Identify the lines that contain the word "Olympics" and copy each one.

---------- Record list

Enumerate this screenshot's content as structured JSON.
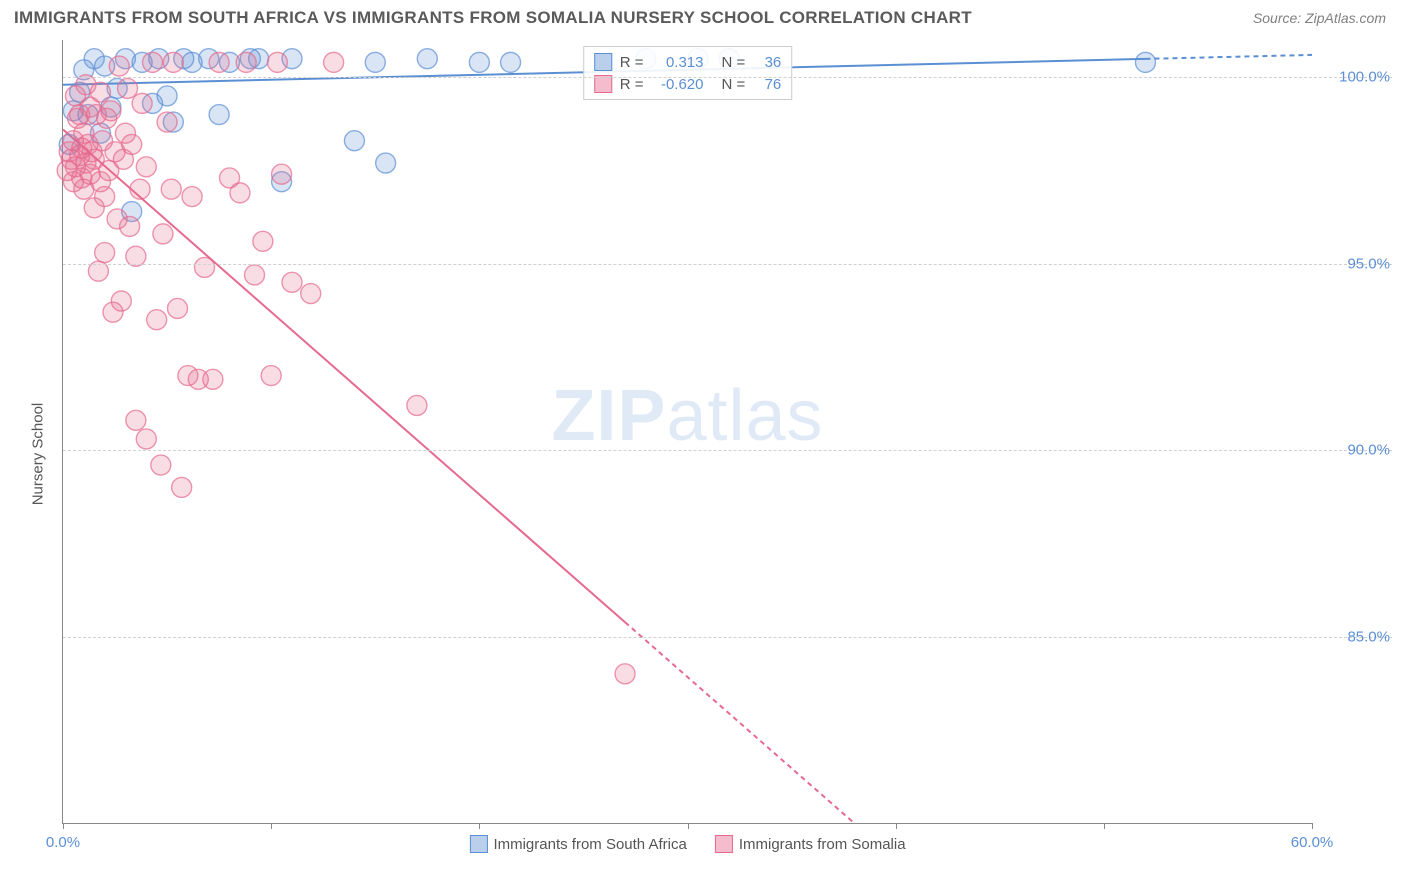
{
  "header": {
    "title": "IMMIGRANTS FROM SOUTH AFRICA VS IMMIGRANTS FROM SOMALIA NURSERY SCHOOL CORRELATION CHART",
    "source": "Source: ZipAtlas.com"
  },
  "chart": {
    "type": "scatter",
    "y_axis_label": "Nursery School",
    "watermark_bold": "ZIP",
    "watermark_rest": "atlas",
    "xlim": [
      0,
      60
    ],
    "ylim": [
      80,
      101
    ],
    "x_ticks": [
      0,
      10,
      20,
      30,
      40,
      50,
      60
    ],
    "x_tick_labels": {
      "0": "0.0%",
      "60": "60.0%"
    },
    "y_gridlines": [
      85,
      90,
      95,
      100
    ],
    "y_tick_labels": [
      "85.0%",
      "90.0%",
      "95.0%",
      "100.0%"
    ],
    "background_color": "#ffffff",
    "grid_color": "#d0d0d0",
    "axis_color": "#888888",
    "tick_label_color": "#5b8fd4",
    "marker_radius": 10,
    "marker_opacity": 0.42,
    "marker_stroke_opacity": 0.7,
    "line_width": 2,
    "dash_pattern": "5,4",
    "series": [
      {
        "name": "Immigrants from South Africa",
        "color": "#5b8fd4",
        "fill": "#b9cfeb",
        "stats": {
          "R": "0.313",
          "N": "36"
        },
        "regression": {
          "x1": 0,
          "y1": 99.8,
          "x2": 60,
          "y2": 100.6,
          "solid_until_x": 52
        },
        "points": [
          [
            0.3,
            98.2
          ],
          [
            0.5,
            99.1
          ],
          [
            0.8,
            99.6
          ],
          [
            1.0,
            100.2
          ],
          [
            1.2,
            99.0
          ],
          [
            1.5,
            100.5
          ],
          [
            1.8,
            98.5
          ],
          [
            2.0,
            100.3
          ],
          [
            2.3,
            99.2
          ],
          [
            2.6,
            99.7
          ],
          [
            3.0,
            100.5
          ],
          [
            3.3,
            96.4
          ],
          [
            3.8,
            100.4
          ],
          [
            4.3,
            99.3
          ],
          [
            4.6,
            100.5
          ],
          [
            5.0,
            99.5
          ],
          [
            5.3,
            98.8
          ],
          [
            5.8,
            100.5
          ],
          [
            6.2,
            100.4
          ],
          [
            7.0,
            100.5
          ],
          [
            7.5,
            99.0
          ],
          [
            8.0,
            100.4
          ],
          [
            9.0,
            100.5
          ],
          [
            9.4,
            100.5
          ],
          [
            10.5,
            97.2
          ],
          [
            11.0,
            100.5
          ],
          [
            14.0,
            98.3
          ],
          [
            15.0,
            100.4
          ],
          [
            15.5,
            97.7
          ],
          [
            17.5,
            100.5
          ],
          [
            20.0,
            100.4
          ],
          [
            21.5,
            100.4
          ],
          [
            28.0,
            100.5
          ],
          [
            30.5,
            100.5
          ],
          [
            32.0,
            100.5
          ],
          [
            52.0,
            100.4
          ]
        ]
      },
      {
        "name": "Immigrants from Somalia",
        "color": "#e66a8f",
        "fill": "#f5bccd",
        "stats": {
          "R": "-0.620",
          "N": "76"
        },
        "regression": {
          "x1": 0,
          "y1": 98.6,
          "x2": 38,
          "y2": 80.0,
          "solid_until_x": 27
        },
        "points": [
          [
            0.2,
            97.5
          ],
          [
            0.3,
            98.0
          ],
          [
            0.4,
            97.8
          ],
          [
            0.5,
            97.2
          ],
          [
            0.5,
            98.3
          ],
          [
            0.6,
            97.6
          ],
          [
            0.6,
            99.5
          ],
          [
            0.7,
            98.9
          ],
          [
            0.8,
            97.9
          ],
          [
            0.8,
            99.0
          ],
          [
            0.9,
            97.3
          ],
          [
            0.9,
            98.1
          ],
          [
            1.0,
            97.0
          ],
          [
            1.0,
            98.5
          ],
          [
            1.1,
            99.8
          ],
          [
            1.1,
            97.7
          ],
          [
            1.2,
            98.2
          ],
          [
            1.3,
            97.4
          ],
          [
            1.3,
            99.2
          ],
          [
            1.4,
            98.0
          ],
          [
            1.5,
            96.5
          ],
          [
            1.5,
            97.8
          ],
          [
            1.6,
            99.0
          ],
          [
            1.7,
            94.8
          ],
          [
            1.8,
            97.2
          ],
          [
            1.8,
            99.6
          ],
          [
            1.9,
            98.3
          ],
          [
            2.0,
            96.8
          ],
          [
            2.0,
            95.3
          ],
          [
            2.1,
            98.9
          ],
          [
            2.2,
            97.5
          ],
          [
            2.3,
            99.1
          ],
          [
            2.4,
            93.7
          ],
          [
            2.5,
            98.0
          ],
          [
            2.6,
            96.2
          ],
          [
            2.7,
            100.3
          ],
          [
            2.8,
            94.0
          ],
          [
            2.9,
            97.8
          ],
          [
            3.0,
            98.5
          ],
          [
            3.1,
            99.7
          ],
          [
            3.2,
            96.0
          ],
          [
            3.3,
            98.2
          ],
          [
            3.5,
            95.2
          ],
          [
            3.5,
            90.8
          ],
          [
            3.7,
            97.0
          ],
          [
            3.8,
            99.3
          ],
          [
            4.0,
            90.3
          ],
          [
            4.0,
            97.6
          ],
          [
            4.3,
            100.4
          ],
          [
            4.5,
            93.5
          ],
          [
            4.7,
            89.6
          ],
          [
            4.8,
            95.8
          ],
          [
            5.0,
            98.8
          ],
          [
            5.2,
            97.0
          ],
          [
            5.3,
            100.4
          ],
          [
            5.5,
            93.8
          ],
          [
            5.7,
            89.0
          ],
          [
            6.0,
            92.0
          ],
          [
            6.2,
            96.8
          ],
          [
            6.5,
            91.9
          ],
          [
            6.8,
            94.9
          ],
          [
            7.2,
            91.9
          ],
          [
            7.5,
            100.4
          ],
          [
            8.0,
            97.3
          ],
          [
            8.5,
            96.9
          ],
          [
            8.8,
            100.4
          ],
          [
            9.2,
            94.7
          ],
          [
            9.6,
            95.6
          ],
          [
            10.0,
            92.0
          ],
          [
            10.3,
            100.4
          ],
          [
            10.5,
            97.4
          ],
          [
            11.0,
            94.5
          ],
          [
            11.9,
            94.2
          ],
          [
            13.0,
            100.4
          ],
          [
            17.0,
            91.2
          ],
          [
            27.0,
            84.0
          ]
        ]
      }
    ],
    "legend": {
      "stats_labels": {
        "R_prefix": "R =",
        "N_prefix": "N ="
      }
    }
  }
}
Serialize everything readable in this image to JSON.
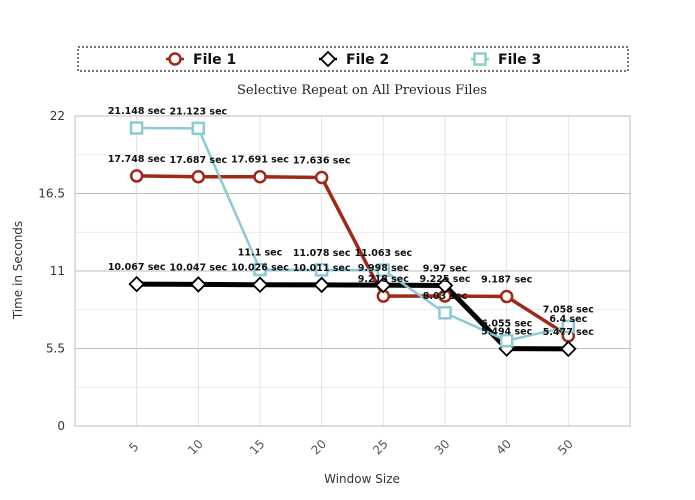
{
  "chart_data": {
    "type": "line",
    "title": "Selective Repeat on All Previous Files",
    "xlabel": "Window Size",
    "ylabel": "Time in Seconds",
    "categories": [
      "5",
      "10",
      "15",
      "20",
      "25",
      "30",
      "40",
      "50"
    ],
    "ylim": [
      0,
      22
    ],
    "yticks": [
      "0",
      "5.5",
      "11",
      "16.5",
      "22"
    ],
    "grid": true,
    "legend_position": "top",
    "series": [
      {
        "name": "File 1",
        "color": "#a02817",
        "marker": "circle",
        "values": [
          17.748,
          17.687,
          17.691,
          17.636,
          9.218,
          9.225,
          9.187,
          6.4
        ],
        "labels": [
          "17.748 sec",
          "17.687 sec",
          "17.691 sec",
          "17.636 sec",
          "9.218 sec",
          "9.225 sec",
          "9.187 sec",
          "6.4 sec"
        ]
      },
      {
        "name": "File 2",
        "color": "#000000",
        "marker": "diamond",
        "values": [
          10.067,
          10.047,
          10.026,
          10.011,
          9.998,
          9.97,
          5.494,
          5.477
        ],
        "labels": [
          "10.067 sec",
          "10.047 sec",
          "10.026 sec",
          "10.011 sec",
          "9.998 sec",
          "9.97 sec",
          "5.494 sec",
          "5.477 sec"
        ]
      },
      {
        "name": "File 3",
        "color": "#8ccad6",
        "marker": "square",
        "values": [
          21.148,
          21.123,
          11.1,
          11.078,
          11.063,
          8.03,
          6.055,
          7.058
        ],
        "labels": [
          "21.148 sec",
          "21.123 sec",
          "11.1 sec",
          "11.078 sec",
          "11.063 sec",
          "8.03 sec",
          "6.055 sec",
          "7.058 sec"
        ]
      }
    ]
  }
}
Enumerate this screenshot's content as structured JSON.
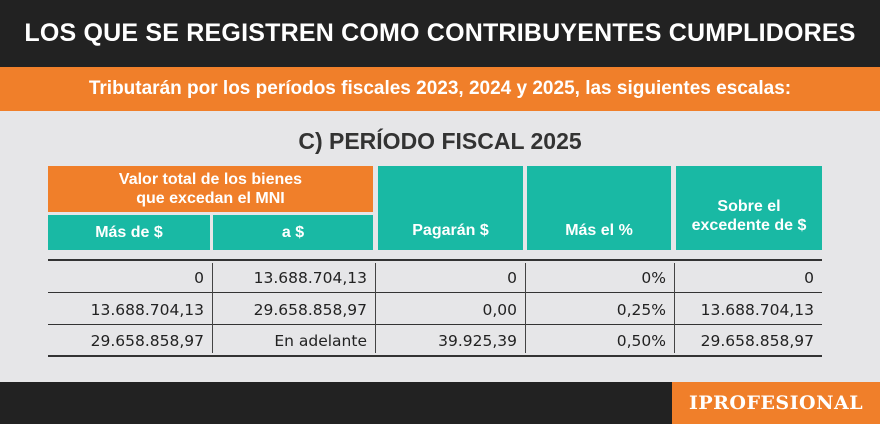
{
  "header": {
    "title": "LOS QUE SE REGISTREN COMO CONTRIBUYENTES CUMPLIDORES",
    "subtitle": "Tributarán por los períodos fiscales 2023, 2024 y 2025, las siguientes escalas:"
  },
  "section_title": "C) PERÍODO FISCAL 2025",
  "table": {
    "group_header": [
      "Valor total de los bienes",
      "que excedan el MNI"
    ],
    "columns": {
      "mas_de": "Más de $",
      "a": "a $",
      "pagaran": "Pagarán $",
      "mas_el": "Más el %",
      "sobre": [
        "Sobre el",
        "excedente de $"
      ]
    },
    "rows": [
      {
        "mas_de": "0",
        "a": "13.688.704,13",
        "pagaran": "0",
        "mas_el": "0%",
        "sobre": "0"
      },
      {
        "mas_de": "13.688.704,13",
        "a": "29.658.858,97",
        "pagaran": "0,00",
        "mas_el": "0,25%",
        "sobre": "13.688.704,13"
      },
      {
        "mas_de": "29.658.858,97",
        "a": "En adelante",
        "pagaran": "39.925,39",
        "mas_el": "0,50%",
        "sobre": "29.658.858,97"
      }
    ]
  },
  "footer": {
    "logo_text": "IPROFESIONAL"
  },
  "colors": {
    "accent_orange": "#f07f2a",
    "accent_teal": "#19b9a4",
    "dark": "#222222",
    "background": "#e6e6e8"
  }
}
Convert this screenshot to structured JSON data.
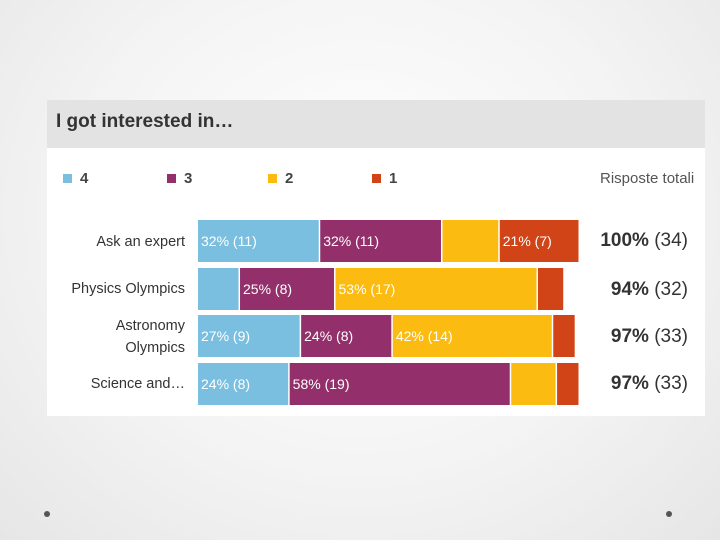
{
  "chart_data": {
    "type": "bar",
    "stacked": true,
    "orientation": "horizontal",
    "title": "I got interested in…",
    "legend_placement": "top",
    "totals_header": "Risposte totali",
    "categories": [
      "Ask an expert",
      "Physics Olympics",
      "Astronomy Olympics",
      "Science and…"
    ],
    "series": [
      {
        "name": "4",
        "color": "#7abfe0",
        "values": [
          32,
          11,
          27,
          24
        ],
        "labels": [
          "32% (11)",
          "",
          "27% (9)",
          "24% (8)"
        ]
      },
      {
        "name": "3",
        "color": "#93306b",
        "values": [
          32,
          25,
          24,
          58
        ],
        "labels": [
          "32% (11)",
          "25% (8)",
          "24% (8)",
          "58% (19)"
        ]
      },
      {
        "name": "2",
        "color": "#fbbb10",
        "values": [
          15,
          53,
          42,
          12
        ],
        "labels": [
          "",
          "53% (17)",
          "42% (14)",
          ""
        ]
      },
      {
        "name": "1",
        "color": "#d04418",
        "values": [
          21,
          7,
          6,
          6
        ],
        "labels": [
          "21% (7)",
          "",
          "",
          ""
        ]
      }
    ],
    "totals": [
      {
        "pct": "100%",
        "count": "(34)"
      },
      {
        "pct": "94%",
        "count": "(32)"
      },
      {
        "pct": "97%",
        "count": "(33)"
      },
      {
        "pct": "97%",
        "count": "(33)"
      }
    ],
    "xlim": [
      0,
      100
    ],
    "grid": false
  }
}
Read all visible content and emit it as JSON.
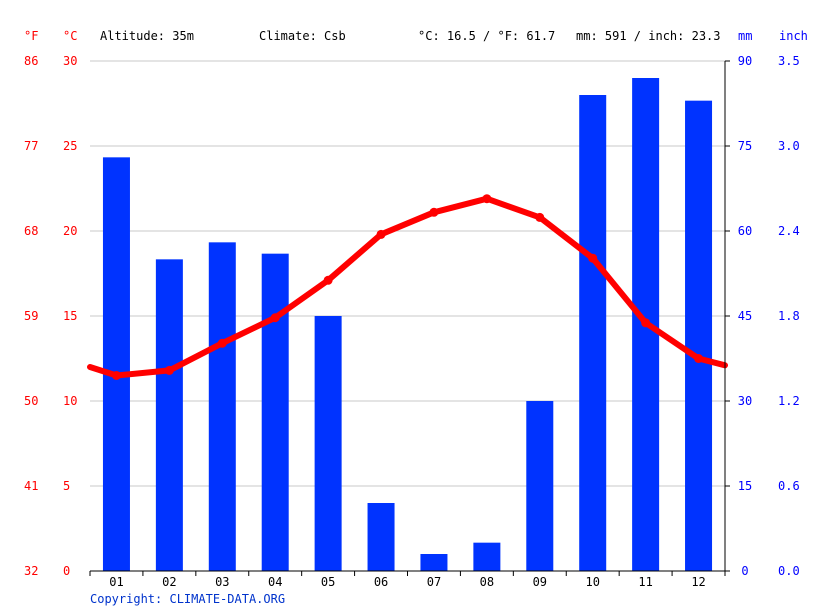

--------------------

■ **Response below**:
      "Physics Olympics",
      "Astronomy Olympics",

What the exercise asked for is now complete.